**WHAT THE TASK REQUIRES:**
Find each line with the string "Locked" and report it.

--- BEGIN ROWS ---

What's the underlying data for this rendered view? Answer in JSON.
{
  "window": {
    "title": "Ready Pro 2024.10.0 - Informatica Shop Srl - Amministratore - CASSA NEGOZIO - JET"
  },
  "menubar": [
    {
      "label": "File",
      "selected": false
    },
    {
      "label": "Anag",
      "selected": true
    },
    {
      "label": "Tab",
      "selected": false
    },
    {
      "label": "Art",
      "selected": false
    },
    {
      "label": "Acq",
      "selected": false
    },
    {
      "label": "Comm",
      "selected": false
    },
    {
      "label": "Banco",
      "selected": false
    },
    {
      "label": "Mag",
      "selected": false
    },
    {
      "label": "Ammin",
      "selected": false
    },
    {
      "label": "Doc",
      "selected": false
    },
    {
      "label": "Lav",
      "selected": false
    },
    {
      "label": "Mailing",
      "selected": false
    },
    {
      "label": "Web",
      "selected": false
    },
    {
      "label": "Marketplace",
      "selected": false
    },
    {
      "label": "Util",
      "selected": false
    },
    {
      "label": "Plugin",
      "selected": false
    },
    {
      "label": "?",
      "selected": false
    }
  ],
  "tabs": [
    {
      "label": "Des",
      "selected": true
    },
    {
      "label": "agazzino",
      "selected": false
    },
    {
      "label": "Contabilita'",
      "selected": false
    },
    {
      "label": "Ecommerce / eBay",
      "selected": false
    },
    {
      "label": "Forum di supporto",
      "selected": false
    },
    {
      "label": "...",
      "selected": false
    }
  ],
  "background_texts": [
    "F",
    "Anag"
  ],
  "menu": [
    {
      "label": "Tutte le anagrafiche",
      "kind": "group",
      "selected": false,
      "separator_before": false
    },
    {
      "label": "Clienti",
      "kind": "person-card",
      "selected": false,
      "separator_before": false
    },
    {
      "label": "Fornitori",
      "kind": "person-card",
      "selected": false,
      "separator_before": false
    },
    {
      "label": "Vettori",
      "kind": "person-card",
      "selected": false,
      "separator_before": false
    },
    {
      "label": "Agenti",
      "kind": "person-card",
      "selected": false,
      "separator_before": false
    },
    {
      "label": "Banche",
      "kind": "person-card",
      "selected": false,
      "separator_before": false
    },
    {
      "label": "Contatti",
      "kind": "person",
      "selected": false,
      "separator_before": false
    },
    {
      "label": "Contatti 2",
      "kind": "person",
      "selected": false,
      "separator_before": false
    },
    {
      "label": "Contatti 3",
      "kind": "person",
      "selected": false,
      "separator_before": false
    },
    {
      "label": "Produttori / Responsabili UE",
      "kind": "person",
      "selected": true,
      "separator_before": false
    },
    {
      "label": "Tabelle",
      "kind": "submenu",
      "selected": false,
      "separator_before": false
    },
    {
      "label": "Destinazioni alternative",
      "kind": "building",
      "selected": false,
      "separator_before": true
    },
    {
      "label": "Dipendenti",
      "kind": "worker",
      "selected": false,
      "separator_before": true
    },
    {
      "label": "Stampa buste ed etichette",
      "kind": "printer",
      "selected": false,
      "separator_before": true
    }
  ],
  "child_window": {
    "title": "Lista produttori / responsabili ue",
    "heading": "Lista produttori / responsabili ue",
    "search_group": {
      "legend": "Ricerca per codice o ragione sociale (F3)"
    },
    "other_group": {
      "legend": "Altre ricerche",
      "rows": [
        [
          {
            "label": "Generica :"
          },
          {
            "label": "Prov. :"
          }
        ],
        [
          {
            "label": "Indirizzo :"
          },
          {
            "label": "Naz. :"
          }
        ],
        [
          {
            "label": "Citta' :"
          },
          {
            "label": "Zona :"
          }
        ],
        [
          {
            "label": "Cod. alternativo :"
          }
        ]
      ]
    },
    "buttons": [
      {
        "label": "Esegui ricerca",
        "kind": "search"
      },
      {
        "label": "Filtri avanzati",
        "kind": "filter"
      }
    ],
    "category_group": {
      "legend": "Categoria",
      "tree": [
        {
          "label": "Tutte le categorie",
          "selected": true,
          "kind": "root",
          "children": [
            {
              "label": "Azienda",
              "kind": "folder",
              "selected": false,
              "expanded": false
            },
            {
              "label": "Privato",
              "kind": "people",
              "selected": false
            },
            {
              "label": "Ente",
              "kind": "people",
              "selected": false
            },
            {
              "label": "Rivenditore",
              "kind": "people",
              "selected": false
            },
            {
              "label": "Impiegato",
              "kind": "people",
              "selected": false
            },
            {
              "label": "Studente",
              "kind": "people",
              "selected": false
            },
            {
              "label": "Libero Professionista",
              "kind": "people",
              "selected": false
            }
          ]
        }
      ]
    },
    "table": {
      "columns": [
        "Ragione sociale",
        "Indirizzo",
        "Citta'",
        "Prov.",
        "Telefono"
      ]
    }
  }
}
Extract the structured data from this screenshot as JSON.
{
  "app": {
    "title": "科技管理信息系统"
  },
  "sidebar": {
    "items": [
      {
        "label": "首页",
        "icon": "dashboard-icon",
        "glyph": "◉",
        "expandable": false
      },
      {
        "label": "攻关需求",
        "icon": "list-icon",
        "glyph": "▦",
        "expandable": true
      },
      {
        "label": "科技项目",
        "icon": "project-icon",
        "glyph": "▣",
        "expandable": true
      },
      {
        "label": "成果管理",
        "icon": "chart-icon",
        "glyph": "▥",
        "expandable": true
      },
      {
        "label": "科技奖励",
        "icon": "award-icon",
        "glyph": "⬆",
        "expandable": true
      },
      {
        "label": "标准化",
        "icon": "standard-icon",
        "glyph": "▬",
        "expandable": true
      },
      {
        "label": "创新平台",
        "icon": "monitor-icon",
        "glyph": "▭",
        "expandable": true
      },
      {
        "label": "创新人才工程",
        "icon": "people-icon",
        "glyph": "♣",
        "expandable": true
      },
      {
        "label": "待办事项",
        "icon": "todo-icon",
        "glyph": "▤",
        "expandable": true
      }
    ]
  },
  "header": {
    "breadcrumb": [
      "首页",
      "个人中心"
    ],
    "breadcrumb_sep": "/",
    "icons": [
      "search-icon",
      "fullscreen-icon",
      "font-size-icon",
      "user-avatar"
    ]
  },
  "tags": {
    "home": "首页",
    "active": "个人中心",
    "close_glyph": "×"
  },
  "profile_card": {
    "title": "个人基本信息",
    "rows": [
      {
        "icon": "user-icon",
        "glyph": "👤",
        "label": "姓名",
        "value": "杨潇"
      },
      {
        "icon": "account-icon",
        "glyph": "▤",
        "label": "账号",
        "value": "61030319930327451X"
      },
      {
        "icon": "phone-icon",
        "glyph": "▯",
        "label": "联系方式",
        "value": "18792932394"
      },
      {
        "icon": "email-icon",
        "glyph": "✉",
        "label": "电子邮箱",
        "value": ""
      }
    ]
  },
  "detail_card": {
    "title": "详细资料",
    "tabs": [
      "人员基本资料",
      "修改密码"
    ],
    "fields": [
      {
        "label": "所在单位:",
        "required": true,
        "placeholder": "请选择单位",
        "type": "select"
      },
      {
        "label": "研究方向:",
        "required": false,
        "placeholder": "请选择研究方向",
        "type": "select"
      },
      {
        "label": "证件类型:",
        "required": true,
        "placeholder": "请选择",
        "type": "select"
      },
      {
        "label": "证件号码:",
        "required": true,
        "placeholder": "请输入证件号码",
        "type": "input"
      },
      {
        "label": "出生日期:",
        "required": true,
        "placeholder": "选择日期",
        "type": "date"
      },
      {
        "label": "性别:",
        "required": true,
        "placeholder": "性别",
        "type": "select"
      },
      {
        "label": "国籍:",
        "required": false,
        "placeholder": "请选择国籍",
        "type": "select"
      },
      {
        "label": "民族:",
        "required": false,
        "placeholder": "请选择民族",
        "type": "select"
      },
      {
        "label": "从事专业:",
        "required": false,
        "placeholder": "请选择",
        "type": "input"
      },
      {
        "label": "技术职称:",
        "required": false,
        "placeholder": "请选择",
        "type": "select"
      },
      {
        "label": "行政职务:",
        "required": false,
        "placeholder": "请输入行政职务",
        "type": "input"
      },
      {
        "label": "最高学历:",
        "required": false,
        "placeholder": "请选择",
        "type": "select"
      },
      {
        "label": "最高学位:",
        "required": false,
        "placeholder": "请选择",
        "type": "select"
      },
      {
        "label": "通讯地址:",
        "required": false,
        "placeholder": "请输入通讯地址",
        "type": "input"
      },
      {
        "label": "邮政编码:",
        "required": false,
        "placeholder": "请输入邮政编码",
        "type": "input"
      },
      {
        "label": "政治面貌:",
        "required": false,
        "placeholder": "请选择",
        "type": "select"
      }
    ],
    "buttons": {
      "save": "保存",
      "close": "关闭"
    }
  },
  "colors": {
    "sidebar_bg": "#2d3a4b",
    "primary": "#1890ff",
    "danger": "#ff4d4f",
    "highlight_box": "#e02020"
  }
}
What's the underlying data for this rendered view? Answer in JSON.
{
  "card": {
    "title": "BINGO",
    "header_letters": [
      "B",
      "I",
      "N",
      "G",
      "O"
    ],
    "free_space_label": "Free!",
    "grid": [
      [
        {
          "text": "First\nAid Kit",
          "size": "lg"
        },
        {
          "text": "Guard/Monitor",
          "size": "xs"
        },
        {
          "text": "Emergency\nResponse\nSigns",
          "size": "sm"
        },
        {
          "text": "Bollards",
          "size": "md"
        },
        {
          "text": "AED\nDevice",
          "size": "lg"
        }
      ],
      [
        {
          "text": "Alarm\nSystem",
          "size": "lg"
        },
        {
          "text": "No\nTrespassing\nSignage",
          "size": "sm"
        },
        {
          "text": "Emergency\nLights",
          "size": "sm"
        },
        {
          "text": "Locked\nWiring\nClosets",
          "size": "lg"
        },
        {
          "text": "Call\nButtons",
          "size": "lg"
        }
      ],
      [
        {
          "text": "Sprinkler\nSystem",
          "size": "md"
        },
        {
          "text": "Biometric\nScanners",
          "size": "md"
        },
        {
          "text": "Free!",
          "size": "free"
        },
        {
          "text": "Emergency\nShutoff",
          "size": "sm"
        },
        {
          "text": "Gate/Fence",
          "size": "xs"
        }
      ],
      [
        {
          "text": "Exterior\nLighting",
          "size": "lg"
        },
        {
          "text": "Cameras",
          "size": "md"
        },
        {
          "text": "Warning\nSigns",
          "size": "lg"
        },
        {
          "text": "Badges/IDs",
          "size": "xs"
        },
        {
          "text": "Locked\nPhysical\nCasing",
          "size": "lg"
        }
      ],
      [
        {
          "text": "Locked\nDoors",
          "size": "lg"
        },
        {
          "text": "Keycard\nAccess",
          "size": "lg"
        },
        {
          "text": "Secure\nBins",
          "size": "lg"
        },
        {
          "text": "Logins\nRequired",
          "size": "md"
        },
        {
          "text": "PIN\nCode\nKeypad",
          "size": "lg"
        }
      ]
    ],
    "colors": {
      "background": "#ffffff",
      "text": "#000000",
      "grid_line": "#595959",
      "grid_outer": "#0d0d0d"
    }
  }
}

--- END ROWS ---

**EXPECTED ANSWER:**
          "text": "Locked\nWiring\nClosets",
          "text": "Locked\nPhysical\nCasing",
          "text": "Locked\nDoors",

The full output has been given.